- _OBJECTIVE_:
Copy all entries without alteration and skip the pictures they hold.

Collection entries:
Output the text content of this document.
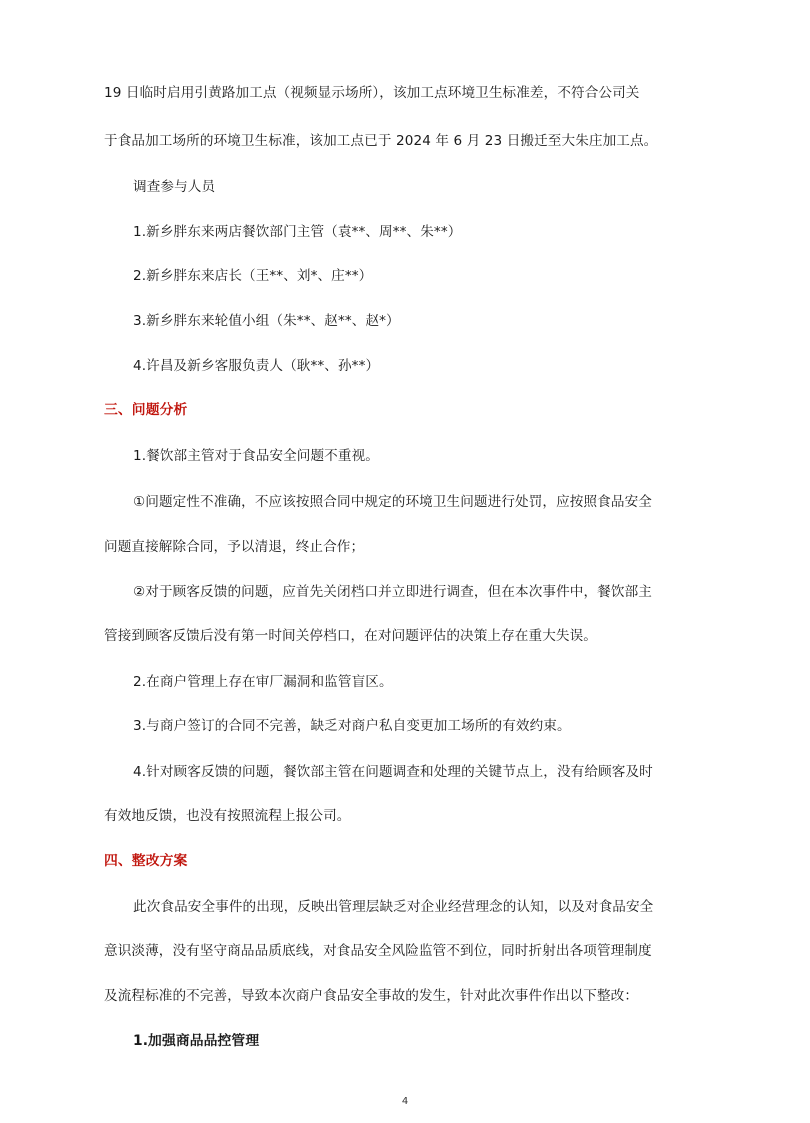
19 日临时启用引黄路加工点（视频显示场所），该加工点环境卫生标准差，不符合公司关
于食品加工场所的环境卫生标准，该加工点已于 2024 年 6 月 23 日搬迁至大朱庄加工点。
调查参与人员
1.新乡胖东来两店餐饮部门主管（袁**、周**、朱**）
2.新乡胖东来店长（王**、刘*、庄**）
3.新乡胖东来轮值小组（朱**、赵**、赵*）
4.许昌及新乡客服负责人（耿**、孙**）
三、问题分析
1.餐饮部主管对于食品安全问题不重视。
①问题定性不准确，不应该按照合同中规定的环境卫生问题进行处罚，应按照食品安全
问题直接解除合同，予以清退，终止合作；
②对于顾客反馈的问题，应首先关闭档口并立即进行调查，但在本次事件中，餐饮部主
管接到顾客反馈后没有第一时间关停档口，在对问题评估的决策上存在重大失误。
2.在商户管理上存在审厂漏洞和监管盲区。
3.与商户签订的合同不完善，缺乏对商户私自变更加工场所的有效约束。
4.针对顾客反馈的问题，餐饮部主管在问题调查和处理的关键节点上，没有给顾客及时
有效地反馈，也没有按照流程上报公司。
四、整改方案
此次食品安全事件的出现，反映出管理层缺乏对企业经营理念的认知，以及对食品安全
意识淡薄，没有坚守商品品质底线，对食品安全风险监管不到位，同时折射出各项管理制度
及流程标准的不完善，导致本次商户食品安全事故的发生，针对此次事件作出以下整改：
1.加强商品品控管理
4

- _THE OUTPUT_:
Output the text content of this document.
19 日临时启用引黄路加工点（视频显示场所），该加工点环境卫生标准差，不符合公司关
于食品加工场所的环境卫生标准，该加工点已于 2024 年 6 月 23 日搬迁至大朱庄加工点。
调查参与人员
1.新乡胖东来两店餐饮部门主管（袁**、周**、朱**）
2.新乡胖东来店长（王**、刘*、庄**）
3.新乡胖东来轮值小组（朱**、赵**、赵*）
4.许昌及新乡客服负责人（耿**、孙**）
三、问题分析
1.餐饮部主管对于食品安全问题不重视。
①问题定性不准确，不应该按照合同中规定的环境卫生问题进行处罚，应按照食品安全
问题直接解除合同，予以清退，终止合作；
②对于顾客反馈的问题，应首先关闭档口并立即进行调查，但在本次事件中，餐饮部主
管接到顾客反馈后没有第一时间关停档口，在对问题评估的决策上存在重大失误。
2.在商户管理上存在审厂漏洞和监管盲区。
3.与商户签订的合同不完善，缺乏对商户私自变更加工场所的有效约束。
4.针对顾客反馈的问题，餐饮部主管在问题调查和处理的关键节点上，没有给顾客及时
有效地反馈，也没有按照流程上报公司。
四、整改方案
此次食品安全事件的出现，反映出管理层缺乏对企业经营理念的认知，以及对食品安全
意识淡薄，没有坚守商品品质底线，对食品安全风险监管不到位，同时折射出各项管理制度
及流程标准的不完善，导致本次商户食品安全事故的发生，针对此次事件作出以下整改：
1.加强商品品控管理
4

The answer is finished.